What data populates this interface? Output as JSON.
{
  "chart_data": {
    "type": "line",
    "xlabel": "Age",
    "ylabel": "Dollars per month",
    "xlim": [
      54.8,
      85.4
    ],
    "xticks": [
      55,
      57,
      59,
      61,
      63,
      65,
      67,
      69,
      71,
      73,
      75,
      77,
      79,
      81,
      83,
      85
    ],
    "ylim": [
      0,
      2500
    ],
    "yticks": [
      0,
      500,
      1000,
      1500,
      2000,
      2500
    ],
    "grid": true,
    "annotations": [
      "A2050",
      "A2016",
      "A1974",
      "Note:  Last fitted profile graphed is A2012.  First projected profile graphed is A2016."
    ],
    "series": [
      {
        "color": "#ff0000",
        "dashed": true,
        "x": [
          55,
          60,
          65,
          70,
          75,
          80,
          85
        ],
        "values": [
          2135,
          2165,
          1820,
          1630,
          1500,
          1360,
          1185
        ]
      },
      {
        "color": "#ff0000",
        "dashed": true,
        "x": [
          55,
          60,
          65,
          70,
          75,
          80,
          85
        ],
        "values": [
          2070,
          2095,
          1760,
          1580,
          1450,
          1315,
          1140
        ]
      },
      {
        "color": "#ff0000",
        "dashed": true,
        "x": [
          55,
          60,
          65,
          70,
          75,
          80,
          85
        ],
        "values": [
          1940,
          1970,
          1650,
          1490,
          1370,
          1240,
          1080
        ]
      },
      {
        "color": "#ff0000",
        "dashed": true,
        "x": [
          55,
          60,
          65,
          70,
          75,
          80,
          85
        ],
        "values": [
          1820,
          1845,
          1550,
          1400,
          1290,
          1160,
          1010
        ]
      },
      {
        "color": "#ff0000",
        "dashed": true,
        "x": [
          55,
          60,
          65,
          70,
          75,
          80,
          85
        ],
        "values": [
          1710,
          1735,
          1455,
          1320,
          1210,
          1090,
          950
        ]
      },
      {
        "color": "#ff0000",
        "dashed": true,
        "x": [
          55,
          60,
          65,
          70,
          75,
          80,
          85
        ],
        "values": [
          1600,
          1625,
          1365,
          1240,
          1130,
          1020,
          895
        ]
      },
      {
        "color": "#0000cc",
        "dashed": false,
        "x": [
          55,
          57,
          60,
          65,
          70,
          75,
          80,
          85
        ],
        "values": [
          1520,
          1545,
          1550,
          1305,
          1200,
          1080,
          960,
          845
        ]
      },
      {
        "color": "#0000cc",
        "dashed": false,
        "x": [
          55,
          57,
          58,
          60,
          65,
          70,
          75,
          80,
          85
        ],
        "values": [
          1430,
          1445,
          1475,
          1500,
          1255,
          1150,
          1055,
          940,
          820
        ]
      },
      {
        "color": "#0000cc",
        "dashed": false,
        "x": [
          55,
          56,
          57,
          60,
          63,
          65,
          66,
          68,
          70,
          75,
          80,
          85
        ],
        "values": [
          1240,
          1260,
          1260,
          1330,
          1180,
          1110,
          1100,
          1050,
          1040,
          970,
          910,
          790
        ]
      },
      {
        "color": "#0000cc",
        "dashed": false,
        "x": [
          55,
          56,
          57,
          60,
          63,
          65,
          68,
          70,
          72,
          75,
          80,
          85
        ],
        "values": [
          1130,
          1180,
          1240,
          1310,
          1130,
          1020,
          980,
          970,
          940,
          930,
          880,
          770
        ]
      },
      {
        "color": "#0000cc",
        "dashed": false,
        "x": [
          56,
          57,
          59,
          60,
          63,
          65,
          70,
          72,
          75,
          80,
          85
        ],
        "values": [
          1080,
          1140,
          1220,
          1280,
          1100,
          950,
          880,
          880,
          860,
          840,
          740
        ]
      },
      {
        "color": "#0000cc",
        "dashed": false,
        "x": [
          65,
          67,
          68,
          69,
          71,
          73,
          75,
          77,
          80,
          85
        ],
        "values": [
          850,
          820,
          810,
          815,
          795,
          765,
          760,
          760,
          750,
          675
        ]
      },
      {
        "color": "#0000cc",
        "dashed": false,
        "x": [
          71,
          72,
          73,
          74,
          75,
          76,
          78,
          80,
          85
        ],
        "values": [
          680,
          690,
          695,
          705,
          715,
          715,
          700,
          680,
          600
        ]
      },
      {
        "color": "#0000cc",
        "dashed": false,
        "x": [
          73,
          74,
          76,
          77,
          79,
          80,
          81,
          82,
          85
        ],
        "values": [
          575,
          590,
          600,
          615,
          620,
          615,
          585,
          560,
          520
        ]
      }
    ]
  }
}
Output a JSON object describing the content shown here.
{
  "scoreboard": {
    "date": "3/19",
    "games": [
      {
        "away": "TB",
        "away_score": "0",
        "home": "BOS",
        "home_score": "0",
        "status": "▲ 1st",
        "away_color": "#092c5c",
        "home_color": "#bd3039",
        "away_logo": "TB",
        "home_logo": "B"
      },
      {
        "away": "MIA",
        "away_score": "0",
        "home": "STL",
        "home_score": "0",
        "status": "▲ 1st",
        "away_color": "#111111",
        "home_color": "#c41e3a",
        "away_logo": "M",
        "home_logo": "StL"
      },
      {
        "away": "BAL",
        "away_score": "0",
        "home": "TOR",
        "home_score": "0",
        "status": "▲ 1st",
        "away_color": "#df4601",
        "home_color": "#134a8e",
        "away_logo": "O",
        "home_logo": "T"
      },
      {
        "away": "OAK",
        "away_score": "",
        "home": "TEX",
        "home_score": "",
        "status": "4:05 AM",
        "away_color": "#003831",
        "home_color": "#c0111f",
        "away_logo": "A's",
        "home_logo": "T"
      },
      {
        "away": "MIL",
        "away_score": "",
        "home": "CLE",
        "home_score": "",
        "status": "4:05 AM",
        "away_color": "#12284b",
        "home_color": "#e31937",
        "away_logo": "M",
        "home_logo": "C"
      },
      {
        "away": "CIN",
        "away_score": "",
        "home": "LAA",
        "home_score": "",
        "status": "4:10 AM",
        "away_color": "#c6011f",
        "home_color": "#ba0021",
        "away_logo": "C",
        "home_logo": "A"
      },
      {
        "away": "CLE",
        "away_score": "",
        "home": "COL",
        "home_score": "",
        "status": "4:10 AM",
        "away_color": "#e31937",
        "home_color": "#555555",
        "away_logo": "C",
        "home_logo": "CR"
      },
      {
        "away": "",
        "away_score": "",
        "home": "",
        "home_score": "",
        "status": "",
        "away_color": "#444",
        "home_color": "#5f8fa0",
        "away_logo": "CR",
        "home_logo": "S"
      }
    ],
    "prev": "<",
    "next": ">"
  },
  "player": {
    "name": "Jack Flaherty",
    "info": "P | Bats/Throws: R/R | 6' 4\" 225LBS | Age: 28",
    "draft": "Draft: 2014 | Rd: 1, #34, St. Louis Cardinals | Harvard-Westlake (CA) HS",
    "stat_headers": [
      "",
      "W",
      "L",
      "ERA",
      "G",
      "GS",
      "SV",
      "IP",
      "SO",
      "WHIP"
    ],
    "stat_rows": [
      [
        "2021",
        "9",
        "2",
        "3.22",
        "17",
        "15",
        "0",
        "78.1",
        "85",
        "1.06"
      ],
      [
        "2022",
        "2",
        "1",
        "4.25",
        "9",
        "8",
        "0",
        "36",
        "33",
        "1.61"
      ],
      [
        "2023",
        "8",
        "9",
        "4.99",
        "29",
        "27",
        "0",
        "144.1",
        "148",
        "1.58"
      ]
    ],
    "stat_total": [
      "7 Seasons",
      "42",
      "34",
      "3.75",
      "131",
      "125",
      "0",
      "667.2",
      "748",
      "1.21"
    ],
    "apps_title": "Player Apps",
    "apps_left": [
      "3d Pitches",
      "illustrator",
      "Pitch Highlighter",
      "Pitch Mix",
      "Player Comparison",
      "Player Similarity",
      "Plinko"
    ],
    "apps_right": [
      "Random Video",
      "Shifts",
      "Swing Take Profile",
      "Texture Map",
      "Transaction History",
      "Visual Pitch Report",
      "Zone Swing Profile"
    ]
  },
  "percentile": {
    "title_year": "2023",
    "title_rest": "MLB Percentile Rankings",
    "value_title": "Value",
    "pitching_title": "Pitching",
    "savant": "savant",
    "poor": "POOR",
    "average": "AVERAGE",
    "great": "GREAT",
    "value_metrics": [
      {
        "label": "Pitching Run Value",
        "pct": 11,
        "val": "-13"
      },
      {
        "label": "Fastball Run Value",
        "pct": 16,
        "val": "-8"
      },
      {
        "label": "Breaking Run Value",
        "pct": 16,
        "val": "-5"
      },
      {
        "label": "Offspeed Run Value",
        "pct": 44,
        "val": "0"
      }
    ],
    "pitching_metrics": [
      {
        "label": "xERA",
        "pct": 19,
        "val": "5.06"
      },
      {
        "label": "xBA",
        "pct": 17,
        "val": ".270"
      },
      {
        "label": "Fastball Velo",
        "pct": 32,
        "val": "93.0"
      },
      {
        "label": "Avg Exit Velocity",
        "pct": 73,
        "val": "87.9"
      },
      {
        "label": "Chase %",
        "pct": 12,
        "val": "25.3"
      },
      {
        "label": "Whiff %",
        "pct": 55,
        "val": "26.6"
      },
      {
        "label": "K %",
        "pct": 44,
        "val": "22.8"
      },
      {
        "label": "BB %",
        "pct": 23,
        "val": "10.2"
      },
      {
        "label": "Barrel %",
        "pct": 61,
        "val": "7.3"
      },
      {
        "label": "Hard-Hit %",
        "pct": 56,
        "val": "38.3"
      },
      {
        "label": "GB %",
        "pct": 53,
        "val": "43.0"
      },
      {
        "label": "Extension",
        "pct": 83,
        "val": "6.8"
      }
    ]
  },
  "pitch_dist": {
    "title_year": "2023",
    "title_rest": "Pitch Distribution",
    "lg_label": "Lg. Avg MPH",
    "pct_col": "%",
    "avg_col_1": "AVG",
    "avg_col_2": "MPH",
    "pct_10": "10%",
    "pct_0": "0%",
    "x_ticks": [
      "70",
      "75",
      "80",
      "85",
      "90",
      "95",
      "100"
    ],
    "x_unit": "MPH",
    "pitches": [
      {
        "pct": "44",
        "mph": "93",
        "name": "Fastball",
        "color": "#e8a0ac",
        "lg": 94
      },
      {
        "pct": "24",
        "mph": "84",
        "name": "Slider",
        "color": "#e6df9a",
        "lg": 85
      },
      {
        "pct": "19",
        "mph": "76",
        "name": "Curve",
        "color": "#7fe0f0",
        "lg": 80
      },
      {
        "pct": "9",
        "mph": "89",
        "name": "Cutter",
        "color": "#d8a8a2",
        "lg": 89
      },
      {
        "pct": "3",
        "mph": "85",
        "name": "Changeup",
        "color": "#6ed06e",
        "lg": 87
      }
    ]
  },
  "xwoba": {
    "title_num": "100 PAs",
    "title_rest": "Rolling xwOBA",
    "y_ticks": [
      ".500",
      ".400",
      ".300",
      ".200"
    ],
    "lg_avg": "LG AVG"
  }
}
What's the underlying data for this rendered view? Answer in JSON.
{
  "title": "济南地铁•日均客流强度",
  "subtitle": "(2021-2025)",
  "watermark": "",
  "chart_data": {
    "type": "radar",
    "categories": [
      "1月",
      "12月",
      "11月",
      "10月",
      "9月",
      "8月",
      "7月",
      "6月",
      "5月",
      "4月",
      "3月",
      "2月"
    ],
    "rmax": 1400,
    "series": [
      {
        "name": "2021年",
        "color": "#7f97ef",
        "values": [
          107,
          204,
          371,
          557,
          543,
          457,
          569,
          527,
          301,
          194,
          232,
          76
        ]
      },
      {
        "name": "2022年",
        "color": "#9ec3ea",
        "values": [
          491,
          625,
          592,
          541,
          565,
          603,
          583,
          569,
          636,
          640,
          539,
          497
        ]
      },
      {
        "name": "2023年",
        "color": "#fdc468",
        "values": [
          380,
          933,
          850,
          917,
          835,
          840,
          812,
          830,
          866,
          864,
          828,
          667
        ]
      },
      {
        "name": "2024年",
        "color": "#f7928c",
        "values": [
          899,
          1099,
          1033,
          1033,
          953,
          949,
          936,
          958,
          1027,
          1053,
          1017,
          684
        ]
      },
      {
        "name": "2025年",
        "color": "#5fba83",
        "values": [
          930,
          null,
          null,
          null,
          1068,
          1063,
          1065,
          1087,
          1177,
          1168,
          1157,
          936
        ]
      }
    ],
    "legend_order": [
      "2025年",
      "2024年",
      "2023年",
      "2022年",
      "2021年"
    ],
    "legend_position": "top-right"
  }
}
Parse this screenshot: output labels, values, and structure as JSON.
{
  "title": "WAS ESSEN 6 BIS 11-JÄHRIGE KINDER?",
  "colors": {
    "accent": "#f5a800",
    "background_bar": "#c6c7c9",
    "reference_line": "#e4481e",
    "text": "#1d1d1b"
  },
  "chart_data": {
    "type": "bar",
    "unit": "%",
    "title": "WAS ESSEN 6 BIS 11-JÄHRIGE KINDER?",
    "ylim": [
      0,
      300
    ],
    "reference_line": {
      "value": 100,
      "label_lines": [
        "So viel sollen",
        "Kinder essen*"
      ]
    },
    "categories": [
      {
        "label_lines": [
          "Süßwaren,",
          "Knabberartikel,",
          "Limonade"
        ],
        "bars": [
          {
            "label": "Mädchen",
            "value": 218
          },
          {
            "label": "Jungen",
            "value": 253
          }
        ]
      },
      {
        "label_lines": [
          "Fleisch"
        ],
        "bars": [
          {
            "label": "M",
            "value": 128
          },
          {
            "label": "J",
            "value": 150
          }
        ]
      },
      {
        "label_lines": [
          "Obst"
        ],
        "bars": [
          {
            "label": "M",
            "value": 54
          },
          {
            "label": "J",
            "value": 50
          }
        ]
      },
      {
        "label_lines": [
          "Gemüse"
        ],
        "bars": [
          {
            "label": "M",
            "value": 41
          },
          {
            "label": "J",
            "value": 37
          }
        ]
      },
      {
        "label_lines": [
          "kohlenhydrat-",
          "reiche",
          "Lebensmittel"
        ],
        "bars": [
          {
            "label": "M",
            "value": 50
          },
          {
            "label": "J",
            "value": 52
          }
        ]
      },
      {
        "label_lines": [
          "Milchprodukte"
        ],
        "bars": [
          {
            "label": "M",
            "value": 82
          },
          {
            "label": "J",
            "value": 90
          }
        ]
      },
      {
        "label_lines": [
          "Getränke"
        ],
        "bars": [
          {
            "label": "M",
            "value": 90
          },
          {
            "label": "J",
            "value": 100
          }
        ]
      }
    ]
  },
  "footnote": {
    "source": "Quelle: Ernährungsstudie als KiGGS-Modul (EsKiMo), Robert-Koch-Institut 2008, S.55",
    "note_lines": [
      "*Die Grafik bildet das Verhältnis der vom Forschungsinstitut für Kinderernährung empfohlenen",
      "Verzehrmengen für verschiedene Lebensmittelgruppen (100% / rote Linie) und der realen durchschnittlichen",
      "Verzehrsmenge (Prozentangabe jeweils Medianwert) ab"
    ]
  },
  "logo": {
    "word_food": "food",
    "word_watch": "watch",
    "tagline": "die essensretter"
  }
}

=-=-=

Task description
Say how many lines of the data include the string "JÄHRIGE". Nothing other than the number should be given.

Task output
2